Exercise requirements: Copy out every line of the records where the string "значения" occurs.

Input records:
......

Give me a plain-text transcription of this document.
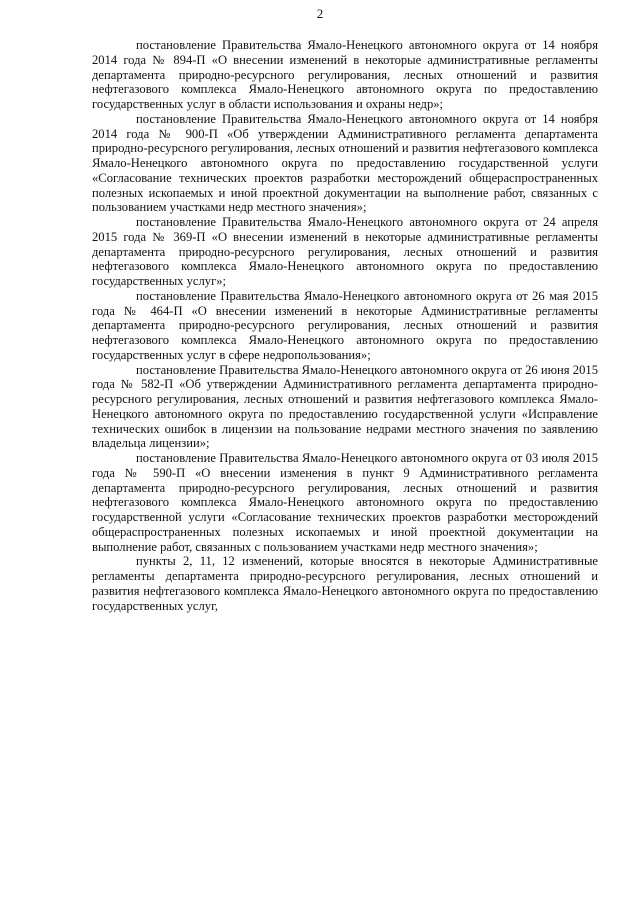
2

постановление Правительства Ямало-Ненецкого автономного округа от 14 ноября 2014 года № 894-П «О внесении изменений в некоторые административные регламенты департамента природно-ресурсного регулирования, лесных отношений и развития нефтегазового комплекса Ямало-Ненецкого автономного округа по предоставлению государственных услуг в области использования и охраны недр»;

постановление Правительства Ямало-Ненецкого автономного округа от 14 ноября 2014 года № 900-П «Об утверждении Административного регламента департамента природно-ресурсного регулирования, лесных отношений и развития нефтегазового комплекса Ямало-Ненецкого автономного округа по предоставлению государственной услуги «Согласование технических проектов разработки месторождений общераспространенных полезных ископаемых и иной проектной документации на выполнение работ, связанных с пользованием участками недр местного значения»;

постановление Правительства Ямало-Ненецкого автономного округа от 24 апреля 2015 года № 369-П «О внесении изменений в некоторые административные регламенты департамента природно-ресурсного регулирования, лесных отношений и развития нефтегазового комплекса Ямало-Ненецкого автономного округа по предоставлению государственных услуг»;

постановление Правительства Ямало-Ненецкого автономного округа от 26 мая 2015 года № 464-П «О внесении изменений в некоторые Административные регламенты департамента природно-ресурсного регулирования, лесных отношений и развития нефтегазового комплекса Ямало-Ненецкого автономного округа по предоставлению государственных услуг в сфере недропользования»;

постановление Правительства Ямало-Ненецкого автономного округа от 26 июня 2015 года № 582-П «Об утверждении Административного регламента департамента природно-ресурсного регулирования, лесных отношений и развития нефтегазового комплекса Ямало-Ненецкого автономного округа по предоставлению государственной услуги «Исправление технических ошибок в лицензии на пользование недрами местного значения по заявлению владельца лицензии»;

постановление Правительства Ямало-Ненецкого автономного округа от 03 июля 2015 года № 590-П «О внесении изменения в пункт 9 Административного регламента департамента природно-ресурсного регулирования, лесных отношений и развития нефтегазового комплекса Ямало-Ненецкого автономного округа по предоставлению государственной услуги «Согласование технических проектов разработки месторождений общераспространенных полезных ископаемых и иной проектной документации на выполнение работ, связанных с пользованием участками недр местного значения»;

пункты 2, 11, 12 изменений, которые вносятся в некоторые Административные регламенты департамента природно-ресурсного регулирования, лесных отношений и развития нефтегазового комплекса Ямало-Ненецкого автономного округа по предоставлению государственных услуг,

......

Exercise answer:
постановление Правительства Ямало-Ненецкого автономного округа от 14 ноября 2014 года № 900-П «Об утверждении Административного регламента департамента природно-ресурсного регулирования, лесных отношений и развития нефтегазового комплекса Ямало-Ненецкого автономного округа по предоставлению государственной услуги «Согласование технических проектов разработки месторождений общераспространенных полезных ископаемых и иной проектной документации на выполнение работ, связанных с пользованием участками недр местного значения»;
постановление Правительства Ямало-Ненецкого автономного округа от 26 июня 2015 года № 582-П «Об утверждении Административного регламента департамента природно-ресурсного регулирования, лесных отношений и развития нефтегазового комплекса Ямало-Ненецкого автономного округа по предоставлению государственной услуги «Исправление технических ошибок в лицензии на пользование недрами местного значения по заявлению владельца лицензии»;
постановление Правительства Ямало-Ненецкого автономного округа от 03 июля 2015 года № 590-П «О внесении изменения в пункт 9 Административного регламента департамента природно-ресурсного регулирования, лесных отношений и развития нефтегазового комплекса Ямало-Ненецкого автономного округа по предоставлению государственной услуги «Согласование технических проектов разработки месторождений общераспространенных полезных ископаемых и иной проектной документации на выполнение работ, связанных с пользованием участками недр местного значения»;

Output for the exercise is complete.